--- Start ---

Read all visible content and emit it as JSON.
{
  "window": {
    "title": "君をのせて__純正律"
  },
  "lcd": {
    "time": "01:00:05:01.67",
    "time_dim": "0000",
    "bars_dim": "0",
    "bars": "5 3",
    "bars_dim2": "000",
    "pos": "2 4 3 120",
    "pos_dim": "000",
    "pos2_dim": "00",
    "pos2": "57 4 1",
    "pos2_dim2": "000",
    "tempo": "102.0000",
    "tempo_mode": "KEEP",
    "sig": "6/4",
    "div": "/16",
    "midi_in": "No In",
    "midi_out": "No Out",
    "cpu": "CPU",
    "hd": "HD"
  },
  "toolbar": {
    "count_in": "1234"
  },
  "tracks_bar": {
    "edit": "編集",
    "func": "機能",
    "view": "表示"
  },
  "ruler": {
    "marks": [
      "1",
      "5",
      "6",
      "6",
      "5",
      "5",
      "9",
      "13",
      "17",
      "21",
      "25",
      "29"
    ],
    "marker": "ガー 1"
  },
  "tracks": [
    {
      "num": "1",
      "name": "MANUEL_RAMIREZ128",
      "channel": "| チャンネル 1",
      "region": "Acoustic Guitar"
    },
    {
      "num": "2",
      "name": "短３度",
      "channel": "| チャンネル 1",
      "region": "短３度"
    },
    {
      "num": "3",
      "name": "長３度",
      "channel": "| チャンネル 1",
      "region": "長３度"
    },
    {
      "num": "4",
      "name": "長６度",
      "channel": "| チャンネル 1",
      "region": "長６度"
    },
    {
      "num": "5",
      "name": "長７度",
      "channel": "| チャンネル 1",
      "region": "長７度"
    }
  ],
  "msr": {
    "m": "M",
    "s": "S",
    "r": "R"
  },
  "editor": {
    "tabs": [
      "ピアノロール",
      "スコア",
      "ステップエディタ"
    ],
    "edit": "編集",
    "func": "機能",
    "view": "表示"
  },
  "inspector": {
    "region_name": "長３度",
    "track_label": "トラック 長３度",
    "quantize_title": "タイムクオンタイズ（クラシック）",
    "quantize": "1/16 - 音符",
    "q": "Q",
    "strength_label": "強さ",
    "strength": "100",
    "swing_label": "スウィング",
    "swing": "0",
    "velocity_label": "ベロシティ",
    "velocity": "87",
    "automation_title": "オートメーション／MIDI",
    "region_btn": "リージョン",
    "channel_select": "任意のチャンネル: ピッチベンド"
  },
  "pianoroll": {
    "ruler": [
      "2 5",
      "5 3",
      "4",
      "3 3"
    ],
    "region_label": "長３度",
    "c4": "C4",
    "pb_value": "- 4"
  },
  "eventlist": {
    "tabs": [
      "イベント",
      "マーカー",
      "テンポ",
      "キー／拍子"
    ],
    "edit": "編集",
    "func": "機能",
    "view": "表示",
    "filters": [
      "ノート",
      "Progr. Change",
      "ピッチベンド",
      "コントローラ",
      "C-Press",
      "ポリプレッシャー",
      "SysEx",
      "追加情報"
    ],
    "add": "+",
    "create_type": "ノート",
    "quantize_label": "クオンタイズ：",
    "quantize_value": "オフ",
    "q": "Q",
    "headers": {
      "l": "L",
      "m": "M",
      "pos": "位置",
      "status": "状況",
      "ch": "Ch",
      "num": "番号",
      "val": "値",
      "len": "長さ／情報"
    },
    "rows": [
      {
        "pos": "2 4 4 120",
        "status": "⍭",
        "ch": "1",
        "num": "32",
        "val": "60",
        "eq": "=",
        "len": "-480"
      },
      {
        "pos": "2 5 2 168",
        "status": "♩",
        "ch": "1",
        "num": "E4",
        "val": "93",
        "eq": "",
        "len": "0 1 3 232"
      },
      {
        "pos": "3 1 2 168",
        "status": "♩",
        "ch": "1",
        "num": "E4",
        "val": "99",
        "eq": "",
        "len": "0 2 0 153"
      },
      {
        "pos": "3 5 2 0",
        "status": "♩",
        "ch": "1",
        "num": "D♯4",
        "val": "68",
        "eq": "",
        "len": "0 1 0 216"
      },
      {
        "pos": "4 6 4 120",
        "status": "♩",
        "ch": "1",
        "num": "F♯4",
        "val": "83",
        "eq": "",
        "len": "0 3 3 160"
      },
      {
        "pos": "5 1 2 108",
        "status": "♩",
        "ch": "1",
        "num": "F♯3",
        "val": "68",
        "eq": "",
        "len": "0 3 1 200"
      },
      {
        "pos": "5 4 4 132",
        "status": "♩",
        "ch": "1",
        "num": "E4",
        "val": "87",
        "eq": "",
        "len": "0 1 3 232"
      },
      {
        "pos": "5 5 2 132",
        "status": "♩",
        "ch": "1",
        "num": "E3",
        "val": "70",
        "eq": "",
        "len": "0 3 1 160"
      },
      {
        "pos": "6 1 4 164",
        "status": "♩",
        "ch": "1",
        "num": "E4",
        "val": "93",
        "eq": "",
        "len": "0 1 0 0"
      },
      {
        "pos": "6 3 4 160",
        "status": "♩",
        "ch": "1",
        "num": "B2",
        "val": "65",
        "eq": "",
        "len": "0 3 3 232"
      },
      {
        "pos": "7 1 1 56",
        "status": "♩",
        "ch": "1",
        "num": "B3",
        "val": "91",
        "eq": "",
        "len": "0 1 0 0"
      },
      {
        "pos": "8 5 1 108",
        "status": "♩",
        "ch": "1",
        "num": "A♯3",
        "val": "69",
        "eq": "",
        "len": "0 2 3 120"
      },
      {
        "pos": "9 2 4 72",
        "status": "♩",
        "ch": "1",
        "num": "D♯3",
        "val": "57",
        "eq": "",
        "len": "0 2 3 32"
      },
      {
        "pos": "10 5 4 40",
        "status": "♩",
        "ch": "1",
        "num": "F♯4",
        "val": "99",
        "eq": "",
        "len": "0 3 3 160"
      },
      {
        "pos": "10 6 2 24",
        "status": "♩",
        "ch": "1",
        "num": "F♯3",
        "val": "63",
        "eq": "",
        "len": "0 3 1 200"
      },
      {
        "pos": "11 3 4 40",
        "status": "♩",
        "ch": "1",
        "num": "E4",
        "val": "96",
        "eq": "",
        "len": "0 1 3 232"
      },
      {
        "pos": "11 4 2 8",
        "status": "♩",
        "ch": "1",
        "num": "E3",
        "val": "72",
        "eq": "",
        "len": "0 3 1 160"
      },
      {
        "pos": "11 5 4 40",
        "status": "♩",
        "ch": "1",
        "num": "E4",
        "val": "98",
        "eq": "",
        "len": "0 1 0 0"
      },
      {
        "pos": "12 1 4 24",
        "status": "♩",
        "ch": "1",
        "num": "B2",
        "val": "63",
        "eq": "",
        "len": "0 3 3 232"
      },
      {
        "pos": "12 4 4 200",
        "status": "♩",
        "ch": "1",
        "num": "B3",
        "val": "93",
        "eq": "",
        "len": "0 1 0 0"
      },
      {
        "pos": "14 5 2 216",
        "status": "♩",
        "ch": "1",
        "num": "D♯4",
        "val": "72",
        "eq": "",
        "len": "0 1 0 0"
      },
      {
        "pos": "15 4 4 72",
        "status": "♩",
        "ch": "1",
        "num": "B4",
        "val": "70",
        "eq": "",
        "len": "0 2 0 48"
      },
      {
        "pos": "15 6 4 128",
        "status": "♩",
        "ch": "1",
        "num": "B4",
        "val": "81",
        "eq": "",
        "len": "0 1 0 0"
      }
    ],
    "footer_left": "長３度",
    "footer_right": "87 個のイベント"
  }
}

--- End ---

Produce a verbatim transcription of the entries above.

REPLY ::
Read all visible content and emit it as JSON.
{
  "window": {
    "title": "君をのせて__純正律"
  },
  "lcd": {
    "time": "01:00:05:01.67",
    "time_dim": "0000",
    "bars_dim": "0",
    "bars": "5 3",
    "bars_dim2": "000",
    "pos": "2 4 3 120",
    "pos_dim": "000",
    "pos2_dim": "00",
    "pos2": "57 4 1",
    "pos2_dim2": "000",
    "tempo": "102.0000",
    "tempo_mode": "KEEP",
    "sig": "6/4",
    "div": "/16",
    "midi_in": "No In",
    "midi_out": "No Out",
    "cpu": "CPU",
    "hd": "HD"
  },
  "toolbar": {
    "count_in": "1234"
  },
  "tracks_bar": {
    "edit": "編集",
    "func": "機能",
    "view": "表示"
  },
  "ruler": {
    "marks": [
      "1",
      "5",
      "6",
      "6",
      "5",
      "5",
      "9",
      "13",
      "17",
      "21",
      "25",
      "29"
    ],
    "marker": "ガー 1"
  },
  "tracks": [
    {
      "num": "1",
      "name": "MANUEL_RAMIREZ128",
      "channel": "| チャンネル 1",
      "region": "Acoustic Guitar"
    },
    {
      "num": "2",
      "name": "短３度",
      "channel": "| チャンネル 1",
      "region": "短３度"
    },
    {
      "num": "3",
      "name": "長３度",
      "channel": "| チャンネル 1",
      "region": "長３度"
    },
    {
      "num": "4",
      "name": "長６度",
      "channel": "| チャンネル 1",
      "region": "長６度"
    },
    {
      "num": "5",
      "name": "長７度",
      "channel": "| チャンネル 1",
      "region": "長７度"
    }
  ],
  "msr": {
    "m": "M",
    "s": "S",
    "r": "R"
  },
  "editor": {
    "tabs": [
      "ピアノロール",
      "スコア",
      "ステップエディタ"
    ],
    "edit": "編集",
    "func": "機能",
    "view": "表示"
  },
  "inspector": {
    "region_name": "長３度",
    "track_label": "トラック 長３度",
    "quantize_title": "タイムクオンタイズ（クラシック）",
    "quantize": "1/16 - 音符",
    "q": "Q",
    "strength_label": "強さ",
    "strength": "100",
    "swing_label": "スウィング",
    "swing": "0",
    "velocity_label": "ベロシティ",
    "velocity": "87",
    "automation_title": "オートメーション／MIDI",
    "region_btn": "リージョン",
    "channel_select": "任意のチャンネル: ピッチベンド"
  },
  "pianoroll": {
    "ruler": [
      "2 5",
      "5 3",
      "4",
      "3 3"
    ],
    "region_label": "長３度",
    "c4": "C4",
    "pb_value": "- 4"
  },
  "eventlist": {
    "tabs": [
      "イベント",
      "マーカー",
      "テンポ",
      "キー／拍子"
    ],
    "edit": "編集",
    "func": "機能",
    "view": "表示",
    "filters": [
      "ノート",
      "Progr. Change",
      "ピッチベンド",
      "コントローラ",
      "C-Press",
      "ポリプレッシャー",
      "SysEx",
      "追加情報"
    ],
    "add": "+",
    "create_type": "ノート",
    "quantize_label": "クオンタイズ：",
    "quantize_value": "オフ",
    "q": "Q",
    "headers": {
      "l": "L",
      "m": "M",
      "pos": "位置",
      "status": "状況",
      "ch": "Ch",
      "num": "番号",
      "val": "値",
      "len": "長さ／情報"
    },
    "rows": [
      {
        "pos": "2 4 4 120",
        "status": "⍭",
        "ch": "1",
        "num": "32",
        "val": "60",
        "eq": "=",
        "len": "-480"
      },
      {
        "pos": "2 5 2 168",
        "status": "♩",
        "ch": "1",
        "num": "E4",
        "val": "93",
        "eq": "",
        "len": "0 1 3 232"
      },
      {
        "pos": "3 1 2 168",
        "status": "♩",
        "ch": "1",
        "num": "E4",
        "val": "99",
        "eq": "",
        "len": "0 2 0 153"
      },
      {
        "pos": "3 5 2 0",
        "status": "♩",
        "ch": "1",
        "num": "D♯4",
        "val": "68",
        "eq": "",
        "len": "0 1 0 216"
      },
      {
        "pos": "4 6 4 120",
        "status": "♩",
        "ch": "1",
        "num": "F♯4",
        "val": "83",
        "eq": "",
        "len": "0 3 3 160"
      },
      {
        "pos": "5 1 2 108",
        "status": "♩",
        "ch": "1",
        "num": "F♯3",
        "val": "68",
        "eq": "",
        "len": "0 3 1 200"
      },
      {
        "pos": "5 4 4 132",
        "status": "♩",
        "ch": "1",
        "num": "E4",
        "val": "87",
        "eq": "",
        "len": "0 1 3 232"
      },
      {
        "pos": "5 5 2 132",
        "status": "♩",
        "ch": "1",
        "num": "E3",
        "val": "70",
        "eq": "",
        "len": "0 3 1 160"
      },
      {
        "pos": "6 1 4 164",
        "status": "♩",
        "ch": "1",
        "num": "E4",
        "val": "93",
        "eq": "",
        "len": "0 1 0 0"
      },
      {
        "pos": "6 3 4 160",
        "status": "♩",
        "ch": "1",
        "num": "B2",
        "val": "65",
        "eq": "",
        "len": "0 3 3 232"
      },
      {
        "pos": "7 1 1 56",
        "status": "♩",
        "ch": "1",
        "num": "B3",
        "val": "91",
        "eq": "",
        "len": "0 1 0 0"
      },
      {
        "pos": "8 5 1 108",
        "status": "♩",
        "ch": "1",
        "num": "A♯3",
        "val": "69",
        "eq": "",
        "len": "0 2 3 120"
      },
      {
        "pos": "9 2 4 72",
        "status": "♩",
        "ch": "1",
        "num": "D♯3",
        "val": "57",
        "eq": "",
        "len": "0 2 3 32"
      },
      {
        "pos": "10 5 4 40",
        "status": "♩",
        "ch": "1",
        "num": "F♯4",
        "val": "99",
        "eq": "",
        "len": "0 3 3 160"
      },
      {
        "pos": "10 6 2 24",
        "status": "♩",
        "ch": "1",
        "num": "F♯3",
        "val": "63",
        "eq": "",
        "len": "0 3 1 200"
      },
      {
        "pos": "11 3 4 40",
        "status": "♩",
        "ch": "1",
        "num": "E4",
        "val": "96",
        "eq": "",
        "len": "0 1 3 232"
      },
      {
        "pos": "11 4 2 8",
        "status": "♩",
        "ch": "1",
        "num": "E3",
        "val": "72",
        "eq": "",
        "len": "0 3 1 160"
      },
      {
        "pos": "11 5 4 40",
        "status": "♩",
        "ch": "1",
        "num": "E4",
        "val": "98",
        "eq": "",
        "len": "0 1 0 0"
      },
      {
        "pos": "12 1 4 24",
        "status": "♩",
        "ch": "1",
        "num": "B2",
        "val": "63",
        "eq": "",
        "len": "0 3 3 232"
      },
      {
        "pos": "12 4 4 200",
        "status": "♩",
        "ch": "1",
        "num": "B3",
        "val": "93",
        "eq": "",
        "len": "0 1 0 0"
      },
      {
        "pos": "14 5 2 216",
        "status": "♩",
        "ch": "1",
        "num": "D♯4",
        "val": "72",
        "eq": "",
        "len": "0 1 0 0"
      },
      {
        "pos": "15 4 4 72",
        "status": "♩",
        "ch": "1",
        "num": "B4",
        "val": "70",
        "eq": "",
        "len": "0 2 0 48"
      },
      {
        "pos": "15 6 4 128",
        "status": "♩",
        "ch": "1",
        "num": "B4",
        "val": "81",
        "eq": "",
        "len": "0 1 0 0"
      }
    ],
    "footer_left": "長３度",
    "footer_right": "87 個のイベント"
  }
}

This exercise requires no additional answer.